**YOUR OBJECTIVE:**
Retype the material below. Keep every word exactly as it is.

BEGIN SUPPLIED DATA

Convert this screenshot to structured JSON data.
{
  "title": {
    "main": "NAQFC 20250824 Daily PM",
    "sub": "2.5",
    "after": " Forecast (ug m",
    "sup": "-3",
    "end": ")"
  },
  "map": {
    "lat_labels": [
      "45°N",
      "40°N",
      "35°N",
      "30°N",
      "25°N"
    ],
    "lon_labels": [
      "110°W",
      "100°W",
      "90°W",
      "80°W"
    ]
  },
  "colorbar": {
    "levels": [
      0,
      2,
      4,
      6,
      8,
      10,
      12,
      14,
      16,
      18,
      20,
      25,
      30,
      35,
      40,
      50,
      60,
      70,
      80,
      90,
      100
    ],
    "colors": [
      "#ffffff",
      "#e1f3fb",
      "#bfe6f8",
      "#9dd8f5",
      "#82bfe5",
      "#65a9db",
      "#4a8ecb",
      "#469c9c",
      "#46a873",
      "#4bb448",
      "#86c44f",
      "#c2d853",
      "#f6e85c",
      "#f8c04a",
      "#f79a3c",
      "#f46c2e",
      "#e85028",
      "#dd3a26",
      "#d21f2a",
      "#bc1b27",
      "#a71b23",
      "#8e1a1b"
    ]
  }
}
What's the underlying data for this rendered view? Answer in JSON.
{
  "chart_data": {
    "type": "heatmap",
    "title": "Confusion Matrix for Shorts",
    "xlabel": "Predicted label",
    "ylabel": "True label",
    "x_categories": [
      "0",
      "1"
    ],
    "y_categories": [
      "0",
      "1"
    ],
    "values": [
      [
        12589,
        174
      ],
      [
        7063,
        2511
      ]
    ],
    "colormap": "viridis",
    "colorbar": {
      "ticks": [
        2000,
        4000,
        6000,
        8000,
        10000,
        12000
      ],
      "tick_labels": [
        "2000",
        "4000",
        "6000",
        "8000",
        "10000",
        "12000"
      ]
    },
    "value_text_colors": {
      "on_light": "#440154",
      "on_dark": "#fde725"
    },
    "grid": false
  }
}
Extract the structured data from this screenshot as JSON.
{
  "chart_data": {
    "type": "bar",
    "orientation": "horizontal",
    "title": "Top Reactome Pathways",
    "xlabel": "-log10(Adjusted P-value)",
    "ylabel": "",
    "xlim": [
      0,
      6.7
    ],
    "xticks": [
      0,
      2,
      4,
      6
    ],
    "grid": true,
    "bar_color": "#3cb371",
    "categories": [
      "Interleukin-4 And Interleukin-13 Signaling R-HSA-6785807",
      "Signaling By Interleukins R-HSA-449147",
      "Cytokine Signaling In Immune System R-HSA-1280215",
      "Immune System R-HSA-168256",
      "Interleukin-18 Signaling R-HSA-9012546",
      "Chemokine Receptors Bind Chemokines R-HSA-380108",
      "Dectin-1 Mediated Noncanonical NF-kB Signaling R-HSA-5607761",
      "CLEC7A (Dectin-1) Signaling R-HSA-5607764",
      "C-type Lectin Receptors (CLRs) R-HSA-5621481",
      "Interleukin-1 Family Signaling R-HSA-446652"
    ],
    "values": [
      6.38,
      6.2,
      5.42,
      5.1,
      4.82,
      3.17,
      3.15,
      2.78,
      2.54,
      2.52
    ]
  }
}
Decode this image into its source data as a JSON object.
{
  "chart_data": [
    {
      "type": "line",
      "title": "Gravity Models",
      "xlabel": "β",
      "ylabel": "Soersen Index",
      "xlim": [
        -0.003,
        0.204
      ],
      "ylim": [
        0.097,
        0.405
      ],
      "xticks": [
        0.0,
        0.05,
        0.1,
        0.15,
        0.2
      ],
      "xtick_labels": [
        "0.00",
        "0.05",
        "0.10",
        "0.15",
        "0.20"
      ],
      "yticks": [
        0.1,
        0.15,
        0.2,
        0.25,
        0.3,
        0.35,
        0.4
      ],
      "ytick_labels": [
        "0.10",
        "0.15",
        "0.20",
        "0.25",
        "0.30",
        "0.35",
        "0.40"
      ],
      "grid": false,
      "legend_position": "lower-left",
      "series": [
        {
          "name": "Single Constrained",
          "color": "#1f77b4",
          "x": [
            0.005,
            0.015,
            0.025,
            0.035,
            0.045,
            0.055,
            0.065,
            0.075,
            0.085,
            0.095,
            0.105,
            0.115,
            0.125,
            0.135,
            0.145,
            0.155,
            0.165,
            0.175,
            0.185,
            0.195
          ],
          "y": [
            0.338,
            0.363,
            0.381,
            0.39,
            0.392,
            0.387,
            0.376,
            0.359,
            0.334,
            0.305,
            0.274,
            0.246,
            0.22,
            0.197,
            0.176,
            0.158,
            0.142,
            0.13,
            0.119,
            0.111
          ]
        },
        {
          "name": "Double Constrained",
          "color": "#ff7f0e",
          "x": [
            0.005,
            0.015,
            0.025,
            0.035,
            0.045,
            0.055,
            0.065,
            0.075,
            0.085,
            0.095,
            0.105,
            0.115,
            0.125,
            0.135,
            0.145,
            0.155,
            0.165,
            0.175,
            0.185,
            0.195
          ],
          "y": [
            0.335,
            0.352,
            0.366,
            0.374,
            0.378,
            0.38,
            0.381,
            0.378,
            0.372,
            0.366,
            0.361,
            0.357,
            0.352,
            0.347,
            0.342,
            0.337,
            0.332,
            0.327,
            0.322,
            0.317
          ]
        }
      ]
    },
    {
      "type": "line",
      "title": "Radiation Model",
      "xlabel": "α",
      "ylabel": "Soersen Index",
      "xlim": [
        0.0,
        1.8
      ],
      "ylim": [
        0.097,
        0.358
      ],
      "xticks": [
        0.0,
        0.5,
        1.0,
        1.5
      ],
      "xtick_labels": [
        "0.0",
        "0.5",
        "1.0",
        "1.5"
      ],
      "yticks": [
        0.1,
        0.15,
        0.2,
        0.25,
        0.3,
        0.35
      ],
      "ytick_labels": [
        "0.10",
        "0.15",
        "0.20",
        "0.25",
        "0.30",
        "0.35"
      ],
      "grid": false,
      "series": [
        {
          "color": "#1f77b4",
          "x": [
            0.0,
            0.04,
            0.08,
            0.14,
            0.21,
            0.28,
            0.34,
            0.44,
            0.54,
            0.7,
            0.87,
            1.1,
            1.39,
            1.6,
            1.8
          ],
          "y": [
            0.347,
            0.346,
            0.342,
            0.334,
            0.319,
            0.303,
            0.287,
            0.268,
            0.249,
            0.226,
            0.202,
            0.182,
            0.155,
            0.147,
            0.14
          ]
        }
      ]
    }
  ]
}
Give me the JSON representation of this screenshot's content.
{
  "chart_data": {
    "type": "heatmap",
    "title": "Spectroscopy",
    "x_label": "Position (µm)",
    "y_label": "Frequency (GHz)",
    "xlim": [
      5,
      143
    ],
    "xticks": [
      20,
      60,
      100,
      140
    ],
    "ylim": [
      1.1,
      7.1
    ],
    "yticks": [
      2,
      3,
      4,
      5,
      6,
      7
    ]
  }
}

END SUPPLIED DATA

**COMPLETED EXERCISE:**
Convert this screenshot to structured JSON data.
{
  "title": {
    "main": "NAQFC 20250824 Daily PM",
    "sub": "2.5",
    "after": " Forecast (ug m",
    "sup": "-3",
    "end": ")"
  },
  "map": {
    "lat_labels": [
      "45°N",
      "40°N",
      "35°N",
      "30°N",
      "25°N"
    ],
    "lon_labels": [
      "110°W",
      "100°W",
      "90°W",
      "80°W"
    ]
  },
  "colorbar": {
    "levels": [
      0,
      2,
      4,
      6,
      8,
      10,
      12,
      14,
      16,
      18,
      20,
      25,
      30,
      35,
      40,
      50,
      60,
      70,
      80,
      90,
      100
    ],
    "colors": [
      "#ffffff",
      "#e1f3fb",
      "#bfe6f8",
      "#9dd8f5",
      "#82bfe5",
      "#65a9db",
      "#4a8ecb",
      "#469c9c",
      "#46a873",
      "#4bb448",
      "#86c44f",
      "#c2d853",
      "#f6e85c",
      "#f8c04a",
      "#f79a3c",
      "#f46c2e",
      "#e85028",
      "#dd3a26",
      "#d21f2a",
      "#bc1b27",
      "#a71b23",
      "#8e1a1b"
    ]
  }
}
What's the underlying data for this rendered view? Answer in JSON.
{
  "chart_data": {
    "type": "heatmap",
    "title": "Confusion Matrix for Shorts",
    "xlabel": "Predicted label",
    "ylabel": "True label",
    "x_categories": [
      "0",
      "1"
    ],
    "y_categories": [
      "0",
      "1"
    ],
    "values": [
      [
        12589,
        174
      ],
      [
        7063,
        2511
      ]
    ],
    "colormap": "viridis",
    "colorbar": {
      "ticks": [
        2000,
        4000,
        6000,
        8000,
        10000,
        12000
      ],
      "tick_labels": [
        "2000",
        "4000",
        "6000",
        "8000",
        "10000",
        "12000"
      ]
    },
    "value_text_colors": {
      "on_light": "#440154",
      "on_dark": "#fde725"
    },
    "grid": false
  }
}
Extract the structured data from this screenshot as JSON.
{
  "chart_data": {
    "type": "bar",
    "orientation": "horizontal",
    "title": "Top Reactome Pathways",
    "xlabel": "-log10(Adjusted P-value)",
    "ylabel": "",
    "xlim": [
      0,
      6.7
    ],
    "xticks": [
      0,
      2,
      4,
      6
    ],
    "grid": true,
    "bar_color": "#3cb371",
    "categories": [
      "Interleukin-4 And Interleukin-13 Signaling R-HSA-6785807",
      "Signaling By Interleukins R-HSA-449147",
      "Cytokine Signaling In Immune System R-HSA-1280215",
      "Immune System R-HSA-168256",
      "Interleukin-18 Signaling R-HSA-9012546",
      "Chemokine Receptors Bind Chemokines R-HSA-380108",
      "Dectin-1 Mediated Noncanonical NF-kB Signaling R-HSA-5607761",
      "CLEC7A (Dectin-1) Signaling R-HSA-5607764",
      "C-type Lectin Receptors (CLRs) R-HSA-5621481",
      "Interleukin-1 Family Signaling R-HSA-446652"
    ],
    "values": [
      6.38,
      6.2,
      5.42,
      5.1,
      4.82,
      3.17,
      3.15,
      2.78,
      2.54,
      2.52
    ]
  }
}
Decode this image into its source data as a JSON object.
{
  "chart_data": [
    {
      "type": "line",
      "title": "Gravity Models",
      "xlabel": "β",
      "ylabel": "Soersen Index",
      "xlim": [
        -0.003,
        0.204
      ],
      "ylim": [
        0.097,
        0.405
      ],
      "xticks": [
        0.0,
        0.05,
        0.1,
        0.15,
        0.2
      ],
      "xtick_labels": [
        "0.00",
        "0.05",
        "0.10",
        "0.15",
        "0.20"
      ],
      "yticks": [
        0.1,
        0.15,
        0.2,
        0.25,
        0.3,
        0.35,
        0.4
      ],
      "ytick_labels": [
        "0.10",
        "0.15",
        "0.20",
        "0.25",
        "0.30",
        "0.35",
        "0.40"
      ],
      "grid": false,
      "legend_position": "lower-left",
      "series": [
        {
          "name": "Single Constrained",
          "color": "#1f77b4",
          "x": [
            0.005,
            0.015,
            0.025,
            0.035,
            0.045,
            0.055,
            0.065,
            0.075,
            0.085,
            0.095,
            0.105,
            0.115,
            0.125,
            0.135,
            0.145,
            0.155,
            0.165,
            0.175,
            0.185,
            0.195
          ],
          "y": [
            0.338,
            0.363,
            0.381,
            0.39,
            0.392,
            0.387,
            0.376,
            0.359,
            0.334,
            0.305,
            0.274,
            0.246,
            0.22,
            0.197,
            0.176,
            0.158,
            0.142,
            0.13,
            0.119,
            0.111
          ]
        },
        {
          "name": "Double Constrained",
          "color": "#ff7f0e",
          "x": [
            0.005,
            0.015,
            0.025,
            0.035,
            0.045,
            0.055,
            0.065,
            0.075,
            0.085,
            0.095,
            0.105,
            0.115,
            0.125,
            0.135,
            0.145,
            0.155,
            0.165,
            0.175,
            0.185,
            0.195
          ],
          "y": [
            0.335,
            0.352,
            0.366,
            0.374,
            0.378,
            0.38,
            0.381,
            0.378,
            0.372,
            0.366,
            0.361,
            0.357,
            0.352,
            0.347,
            0.342,
            0.337,
            0.332,
            0.327,
            0.322,
            0.317
          ]
        }
      ]
    },
    {
      "type": "line",
      "title": "Radiation Model",
      "xlabel": "α",
      "ylabel": "Soersen Index",
      "xlim": [
        0.0,
        1.8
      ],
      "ylim": [
        0.097,
        0.358
      ],
      "xticks": [
        0.0,
        0.5,
        1.0,
        1.5
      ],
      "xtick_labels": [
        "0.0",
        "0.5",
        "1.0",
        "1.5"
      ],
      "yticks": [
        0.1,
        0.15,
        0.2,
        0.25,
        0.3,
        0.35
      ],
      "ytick_labels": [
        "0.10",
        "0.15",
        "0.20",
        "0.25",
        "0.30",
        "0.35"
      ],
      "grid": false,
      "series": [
        {
          "color": "#1f77b4",
          "x": [
            0.0,
            0.04,
            0.08,
            0.14,
            0.21,
            0.28,
            0.34,
            0.44,
            0.54,
            0.7,
            0.87,
            1.1,
            1.39,
            1.6,
            1.8
          ],
          "y": [
            0.347,
            0.346,
            0.342,
            0.334,
            0.319,
            0.303,
            0.287,
            0.268,
            0.249,
            0.226,
            0.202,
            0.182,
            0.155,
            0.147,
            0.14
          ]
        }
      ]
    }
  ]
}
Give me the JSON representation of this screenshot's content.
{
  "chart_data": {
    "type": "heatmap",
    "title": "Spectroscopy",
    "x_label": "Position (µm)",
    "y_label": "Frequency (GHz)",
    "xlim": [
      5,
      143
    ],
    "xticks": [
      20,
      60,
      100,
      140
    ],
    "ylim": [
      1.1,
      7.1
    ],
    "yticks": [
      2,
      3,
      4,
      5,
      6,
      7
    ]
  }
}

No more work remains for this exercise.